> _Consigne donnée_
Poursuivez le texte sur les feux de forêt après sa dernière phrase.

> _Passage du texte_

Ces dernières semaines, les médias ont activement rendu compte des incendies de forêt, les plus souvent mentionnés étant ceux qui se sont produits au Brésil (et plus largement en Amazonie) et à Madagascar. Mais d’autres parties du monde sont également affectées telles que Bornéo, le Canada, la Russie et l’Afrique Centrale, entre autres.
Des données partielles semblent indiquer que 2019 sera une année record : au Brésil, par exemple, selon l’Institut brésilien de recherche spatiale (INPE), « les feux de forêt ont augmenté de 84 % depuis le début de cette année … par rapport à la même période en 2018 » [lire]. Malheureusement, il n’y a pas de statistiques fiables qui pourraient nous aider à avoir une meilleure appréciation de l’importance de ce phénomène et de son évolution dans le temps au niveau mondial. Jadis, la FAO avait estimé qu’environ 67 millions de hectares de forêt brûlaient annuellement entre 2003 et 2012[lire en anglais], mais par la suite, ces estimations furent malheureusement interrompues.
Pour sûr, les feux de forêt ne sont pas chose récente, comme d’ailleurs les préoccupations qu’ils suscitent. Par exemple, une importante réunion avait été organisée par la FAO dès 1998 pour analyser les politiques publiques concernant ce phénomène et faire des recommandations aux gouvernements qui, apparemment, ne les ont suivies qu’en partie [voir le rapport en anglais].
Les causes des feux de forêt varient selon l’endroit, certains sont volontaires, d’autres sont la conséquence d’événements météorologiques, et les politiques publiques peuvent aider à les tenir sous contrôle sinon de les empêcher en totalité.
Pauvreté
Pendant des millénaires, mettre le feu aux forêts a été une manière simple de défricher la terre. “La culture sur brûlis” est une méthode antique encore utilisée aujourd’hui par des paysans pauvres en fin de saison sèche pour essarter la terre avant sa mise en culture quand débute la saison des pluies. C’est notamment la raison majeure des feux de forêt observés à Madagascar où ils sont utilisés tant par les cultivateurs et que par les éleveurs, ces derniers afin d’empêcher l’invasion des pâturages par des plantes ligneuses peu appétentes [lire en angais]. Dans certains cas, le feu peut être un mode de protestation ou une manière de masquer des activités criminelles [lire].

> _Données fournies_
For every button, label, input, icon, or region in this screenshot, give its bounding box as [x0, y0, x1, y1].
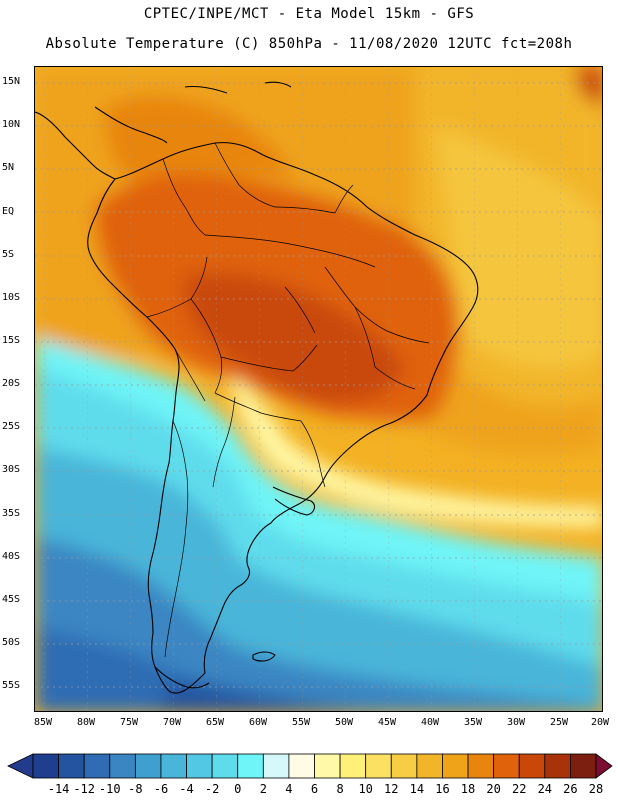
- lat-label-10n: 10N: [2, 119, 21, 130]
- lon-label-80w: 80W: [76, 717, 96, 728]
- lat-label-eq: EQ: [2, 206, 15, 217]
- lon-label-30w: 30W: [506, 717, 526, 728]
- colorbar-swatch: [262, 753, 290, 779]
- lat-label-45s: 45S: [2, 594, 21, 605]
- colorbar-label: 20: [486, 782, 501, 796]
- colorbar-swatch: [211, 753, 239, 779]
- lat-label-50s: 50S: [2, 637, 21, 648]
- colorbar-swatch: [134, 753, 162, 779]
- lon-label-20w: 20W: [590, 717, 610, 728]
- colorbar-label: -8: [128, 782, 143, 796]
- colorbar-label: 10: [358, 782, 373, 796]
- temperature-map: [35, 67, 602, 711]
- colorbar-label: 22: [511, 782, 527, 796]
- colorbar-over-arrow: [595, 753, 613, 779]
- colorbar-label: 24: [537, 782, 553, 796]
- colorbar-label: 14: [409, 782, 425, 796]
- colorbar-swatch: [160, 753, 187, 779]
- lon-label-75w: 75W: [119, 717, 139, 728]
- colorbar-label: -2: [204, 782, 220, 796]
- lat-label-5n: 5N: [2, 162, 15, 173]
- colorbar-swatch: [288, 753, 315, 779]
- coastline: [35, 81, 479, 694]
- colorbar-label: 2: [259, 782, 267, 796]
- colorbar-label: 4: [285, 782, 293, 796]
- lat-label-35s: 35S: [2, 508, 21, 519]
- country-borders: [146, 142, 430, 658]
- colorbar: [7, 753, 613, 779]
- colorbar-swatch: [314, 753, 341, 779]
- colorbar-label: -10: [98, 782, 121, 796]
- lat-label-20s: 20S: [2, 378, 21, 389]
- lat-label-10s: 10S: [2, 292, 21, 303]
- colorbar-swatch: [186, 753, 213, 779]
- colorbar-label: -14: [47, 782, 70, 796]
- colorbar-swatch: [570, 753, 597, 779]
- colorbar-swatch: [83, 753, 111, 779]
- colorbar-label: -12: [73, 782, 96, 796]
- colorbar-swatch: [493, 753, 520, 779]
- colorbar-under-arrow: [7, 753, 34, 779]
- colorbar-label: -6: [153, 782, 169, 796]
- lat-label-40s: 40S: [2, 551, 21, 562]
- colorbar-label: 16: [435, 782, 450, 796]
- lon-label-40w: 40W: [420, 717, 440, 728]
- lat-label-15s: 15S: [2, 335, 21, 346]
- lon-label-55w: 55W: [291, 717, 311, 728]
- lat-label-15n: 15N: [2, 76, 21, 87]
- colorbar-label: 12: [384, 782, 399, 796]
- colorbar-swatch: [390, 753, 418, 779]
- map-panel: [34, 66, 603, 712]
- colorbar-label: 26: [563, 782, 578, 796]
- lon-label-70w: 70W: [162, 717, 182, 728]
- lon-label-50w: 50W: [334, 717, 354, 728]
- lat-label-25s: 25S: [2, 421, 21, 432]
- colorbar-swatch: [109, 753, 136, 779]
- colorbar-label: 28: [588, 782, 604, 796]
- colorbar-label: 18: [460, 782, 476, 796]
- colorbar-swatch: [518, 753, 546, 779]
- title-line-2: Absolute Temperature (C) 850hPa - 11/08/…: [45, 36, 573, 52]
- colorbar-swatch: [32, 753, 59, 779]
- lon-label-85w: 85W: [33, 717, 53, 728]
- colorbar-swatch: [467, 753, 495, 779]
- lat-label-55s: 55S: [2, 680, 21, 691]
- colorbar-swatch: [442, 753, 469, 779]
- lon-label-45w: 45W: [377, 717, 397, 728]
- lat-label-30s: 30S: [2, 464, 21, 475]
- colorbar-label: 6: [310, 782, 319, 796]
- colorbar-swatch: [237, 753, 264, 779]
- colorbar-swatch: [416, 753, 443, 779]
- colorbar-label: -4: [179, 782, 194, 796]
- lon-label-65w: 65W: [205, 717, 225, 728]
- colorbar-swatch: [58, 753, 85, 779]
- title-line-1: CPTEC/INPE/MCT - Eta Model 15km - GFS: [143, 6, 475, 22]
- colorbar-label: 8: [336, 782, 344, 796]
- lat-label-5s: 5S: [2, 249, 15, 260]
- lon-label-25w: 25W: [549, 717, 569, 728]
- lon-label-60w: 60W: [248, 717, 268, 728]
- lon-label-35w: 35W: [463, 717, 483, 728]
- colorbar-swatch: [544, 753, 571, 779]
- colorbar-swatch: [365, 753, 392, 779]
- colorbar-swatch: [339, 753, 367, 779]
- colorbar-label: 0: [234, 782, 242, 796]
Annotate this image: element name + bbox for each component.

> _Réponse_
Cupidité
Les feux de forêt ont également été utilisés par les entreprises privées pour défricher la terre en vue d’établir des mines ou des plantations, en particulier des plantations de palmiers à huile sur l’île de Bornéo et en Afrique centrale [voir les photos satellite ici et ici], où le feu a été suivi d’un accaparement des terres à grande échelle fait au détriment des populations autochtones. Dans certains cas, le feu peut également se produire quand les plantations sont déjà établies, surtout dans les tourbières de Bornéo où un drainage excessif imposé par les gestionnaires des plantations assèche la tourbe et augmente les risques de feu spontané, ce qui cause des dommages sociaux, environnement et de santé considérables [lire].
L’Indonésie dispose pourtant déjà de politiques adaptées depuis des années, mais la loi n’est pas appliquée dans la mesure où les grandes compagnies produisant de l’huile de palme sont soutenues par l’administration et le personnel politique local, en grande partie du fait d’une corruption très développée.
Au Brésil, le nouveau gouvernement d’extrême-droite dirigé par le climato-négationniste Jair Bolsonaro a été accusé par les chefs et militants locaux, ainsi qu’au niveau international, de soutenir les compagnies forestières et les entreprises agroindustrielles voulant développer la production de soja et l’élevage. Un récent rapport (en anglais) de Human Rights Watch montre que les compagnies forestières se sont depuis longtemps appuyées sur des organisations criminelles menaçant et tuant des chefs locaux, des habitants indigènes et des militants tentant de protéger la forêt. Selon ce rapport, les discours et les actes du président brésilien en faveur du développement de la région amazonienne, visant officiellement à la réduction de la pauvreté, ont été interprétés par ces organisations criminelles et leurs commanditaires comme un encouragement à intensifier leurs activités violentes. En réduisant la mise en œuvre de la législation environnementale, en affaiblissant les agences fédérales environnementales et en critiquant sévèrement les organisations et les individus travaillant à la préservation de la forêt amazonienne, J. Bolsonaro a, au moins indirectement, contribué à encourager les violences et les incendies des forêts de la région.
Les conditions météorologiques
Les scientifiques expliquent l’importance des feux de forêts certaines années en invoquant un phénomène El-Niño particulièrement puissant provoquant des conditions sèches [lire ici sur le cas de l'Afrique centrale (en anglais)]. Ils estiment qu’avec le dérèglement climatique et la probabilité croissante de fortes sécheresses, les forêts seront plus sèches (même les forêts tropicales) et donc plus vulnérables au feu, qu’il soit volontaire ou naturel (foudre). Il n’est pas possible, à cette heure, de mesurer le poids spécifique de cette cause dans les observations faites, mais on estime qu’elle s’applique particulièrement dans le cas des feux observés dans l’hémisphère nord (par exemple au Canada et en Russie).
Conclusion
C’est une combinaison de pauvreté, de cupidité, des politiques en places et des conditions météorologiques qui explique les feux de forêts que l’on observe aux quatre coins du monde. Les conséquences de ces grands feux sur l’environnement, la biodiversité, la santé et les conditions de vie des peuples indigènes sont immenses.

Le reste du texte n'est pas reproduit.